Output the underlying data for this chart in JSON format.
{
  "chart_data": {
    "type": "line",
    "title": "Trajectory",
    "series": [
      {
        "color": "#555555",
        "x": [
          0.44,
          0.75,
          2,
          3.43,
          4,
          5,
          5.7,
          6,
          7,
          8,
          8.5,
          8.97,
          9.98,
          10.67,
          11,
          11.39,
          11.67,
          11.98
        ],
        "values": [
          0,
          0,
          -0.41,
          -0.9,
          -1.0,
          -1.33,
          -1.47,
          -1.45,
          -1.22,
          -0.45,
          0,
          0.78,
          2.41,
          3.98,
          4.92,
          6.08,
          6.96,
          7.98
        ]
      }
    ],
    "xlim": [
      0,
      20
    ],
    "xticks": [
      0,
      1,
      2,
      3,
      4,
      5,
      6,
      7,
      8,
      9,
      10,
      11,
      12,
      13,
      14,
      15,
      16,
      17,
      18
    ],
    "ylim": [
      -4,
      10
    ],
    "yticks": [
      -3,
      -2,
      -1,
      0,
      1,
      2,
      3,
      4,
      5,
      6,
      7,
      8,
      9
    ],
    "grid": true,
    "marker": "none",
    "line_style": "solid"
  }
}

────

**WRITTEN REQUEST**
Return the listing above in its exact form.

**RESULT OF THIS TASK**
Output the underlying data for this chart in JSON format.
{
  "chart_data": {
    "type": "line",
    "title": "Trajectory",
    "series": [
      {
        "color": "#555555",
        "x": [
          0.44,
          0.75,
          2,
          3.43,
          4,
          5,
          5.7,
          6,
          7,
          8,
          8.5,
          8.97,
          9.98,
          10.67,
          11,
          11.39,
          11.67,
          11.98
        ],
        "values": [
          0,
          0,
          -0.41,
          -0.9,
          -1.0,
          -1.33,
          -1.47,
          -1.45,
          -1.22,
          -0.45,
          0,
          0.78,
          2.41,
          3.98,
          4.92,
          6.08,
          6.96,
          7.98
        ]
      }
    ],
    "xlim": [
      0,
      20
    ],
    "xticks": [
      0,
      1,
      2,
      3,
      4,
      5,
      6,
      7,
      8,
      9,
      10,
      11,
      12,
      13,
      14,
      15,
      16,
      17,
      18
    ],
    "ylim": [
      -4,
      10
    ],
    "yticks": [
      -3,
      -2,
      -1,
      0,
      1,
      2,
      3,
      4,
      5,
      6,
      7,
      8,
      9
    ],
    "grid": true,
    "marker": "none",
    "line_style": "solid"
  }
}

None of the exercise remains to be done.